==== Records for this task
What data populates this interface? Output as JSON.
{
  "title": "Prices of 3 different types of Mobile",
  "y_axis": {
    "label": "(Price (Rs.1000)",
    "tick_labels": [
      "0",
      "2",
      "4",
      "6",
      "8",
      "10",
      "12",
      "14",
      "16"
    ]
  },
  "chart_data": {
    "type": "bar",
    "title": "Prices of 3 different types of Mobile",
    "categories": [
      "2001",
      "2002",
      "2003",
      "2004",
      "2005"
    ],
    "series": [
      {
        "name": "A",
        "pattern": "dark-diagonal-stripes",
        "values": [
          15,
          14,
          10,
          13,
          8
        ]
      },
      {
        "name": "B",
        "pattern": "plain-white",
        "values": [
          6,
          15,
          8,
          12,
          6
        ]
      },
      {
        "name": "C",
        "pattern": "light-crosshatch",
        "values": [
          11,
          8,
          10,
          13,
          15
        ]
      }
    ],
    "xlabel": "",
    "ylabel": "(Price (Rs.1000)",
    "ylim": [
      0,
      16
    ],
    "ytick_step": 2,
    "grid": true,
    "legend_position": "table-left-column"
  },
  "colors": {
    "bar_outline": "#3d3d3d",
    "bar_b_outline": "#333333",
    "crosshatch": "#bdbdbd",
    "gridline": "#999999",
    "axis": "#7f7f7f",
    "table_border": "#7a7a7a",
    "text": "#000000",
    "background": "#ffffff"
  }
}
========
What to produce:
What is the number of lines in the records that contain the string "types"? Give only that number.

Problem solution:
2